:: WORK TO COMPLETE ::
Repeat all of the records verbatim.

:: EXTRACTED MATERIAL ::
-----

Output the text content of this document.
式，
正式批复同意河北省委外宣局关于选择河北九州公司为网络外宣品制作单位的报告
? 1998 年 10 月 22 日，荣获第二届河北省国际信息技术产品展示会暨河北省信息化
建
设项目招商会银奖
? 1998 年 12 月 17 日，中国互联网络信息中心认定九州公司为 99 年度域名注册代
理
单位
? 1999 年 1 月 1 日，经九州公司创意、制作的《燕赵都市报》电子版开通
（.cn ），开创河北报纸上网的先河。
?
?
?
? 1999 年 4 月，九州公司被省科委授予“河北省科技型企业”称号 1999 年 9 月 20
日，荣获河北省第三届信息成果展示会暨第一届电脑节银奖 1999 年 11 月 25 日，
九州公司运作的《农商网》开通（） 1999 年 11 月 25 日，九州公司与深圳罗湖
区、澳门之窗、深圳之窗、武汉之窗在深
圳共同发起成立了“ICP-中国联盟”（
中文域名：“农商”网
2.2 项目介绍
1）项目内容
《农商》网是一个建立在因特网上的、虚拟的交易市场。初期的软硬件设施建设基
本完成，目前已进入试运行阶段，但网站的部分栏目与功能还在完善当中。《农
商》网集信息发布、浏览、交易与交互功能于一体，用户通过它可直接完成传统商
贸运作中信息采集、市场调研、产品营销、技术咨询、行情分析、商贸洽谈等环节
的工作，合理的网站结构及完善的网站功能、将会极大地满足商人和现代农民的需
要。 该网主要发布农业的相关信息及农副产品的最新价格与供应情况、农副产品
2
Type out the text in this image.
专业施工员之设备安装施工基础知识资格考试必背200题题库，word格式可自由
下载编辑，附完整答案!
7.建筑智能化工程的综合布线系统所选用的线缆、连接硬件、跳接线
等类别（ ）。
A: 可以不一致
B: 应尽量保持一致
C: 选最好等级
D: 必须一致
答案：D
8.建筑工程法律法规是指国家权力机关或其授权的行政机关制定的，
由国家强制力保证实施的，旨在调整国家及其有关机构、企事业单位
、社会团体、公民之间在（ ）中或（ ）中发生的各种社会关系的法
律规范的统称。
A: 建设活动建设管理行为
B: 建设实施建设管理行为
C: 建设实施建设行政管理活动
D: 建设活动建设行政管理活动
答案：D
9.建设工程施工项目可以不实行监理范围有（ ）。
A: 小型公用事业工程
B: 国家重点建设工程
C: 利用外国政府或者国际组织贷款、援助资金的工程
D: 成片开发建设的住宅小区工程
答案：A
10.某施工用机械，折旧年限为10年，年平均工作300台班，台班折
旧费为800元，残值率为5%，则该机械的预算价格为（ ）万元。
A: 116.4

-----

:: RESPONSE ::
Output the text content of this document.
式，
正式批复同意河北省委外宣局关于选择河北九州公司为网络外宣品制作单位的报告
? 1998 年 10 月 22 日，荣获第二届河北省国际信息技术产品展示会暨河北省信息化
建
设项目招商会银奖
? 1998 年 12 月 17 日，中国互联网络信息中心认定九州公司为 99 年度域名注册代
理
单位
? 1999 年 1 月 1 日，经九州公司创意、制作的《燕赵都市报》电子版开通
（.cn ），开创河北报纸上网的先河。
?
?
?
? 1999 年 4 月，九州公司被省科委授予“河北省科技型企业”称号 1999 年 9 月 20
日，荣获河北省第三届信息成果展示会暨第一届电脑节银奖 1999 年 11 月 25 日，
九州公司运作的《农商网》开通（） 1999 年 11 月 25 日，九州公司与深圳罗湖
区、澳门之窗、深圳之窗、武汉之窗在深
圳共同发起成立了“ICP-中国联盟”（
中文域名：“农商”网
2.2 项目介绍
1）项目内容
《农商》网是一个建立在因特网上的、虚拟的交易市场。初期的软硬件设施建设基
本完成，目前已进入试运行阶段，但网站的部分栏目与功能还在完善当中。《农
商》网集信息发布、浏览、交易与交互功能于一体，用户通过它可直接完成传统商
贸运作中信息采集、市场调研、产品营销、技术咨询、行情分析、商贸洽谈等环节
的工作，合理的网站结构及完善的网站功能、将会极大地满足商人和现代农民的需
要。 该网主要发布农业的相关信息及农副产品的最新价格与供应情况、农副产品
2
Type out the text in this image.
专业施工员之设备安装施工基础知识资格考试必背200题题库，word格式可自由
下载编辑，附完整答案!
7.建筑智能化工程的综合布线系统所选用的线缆、连接硬件、跳接线
等类别（ ）。
A: 可以不一致
B: 应尽量保持一致
C: 选最好等级
D: 必须一致
答案：D
8.建筑工程法律法规是指国家权力机关或其授权的行政机关制定的，
由国家强制力保证实施的，旨在调整国家及其有关机构、企事业单位
、社会团体、公民之间在（ ）中或（ ）中发生的各种社会关系的法
律规范的统称。
A: 建设活动建设管理行为
B: 建设实施建设管理行为
C: 建设实施建设行政管理活动
D: 建设活动建设行政管理活动
答案：D
9.建设工程施工项目可以不实行监理范围有（ ）。
A: 小型公用事业工程
B: 国家重点建设工程
C: 利用外国政府或者国际组织贷款、援助资金的工程
D: 成片开发建设的住宅小区工程
答案：A
10.某施工用机械，折旧年限为10年，年平均工作300台班，台班折
旧费为800元，残值率为5%，则该机械的预算价格为（ ）万元。
A: 116.4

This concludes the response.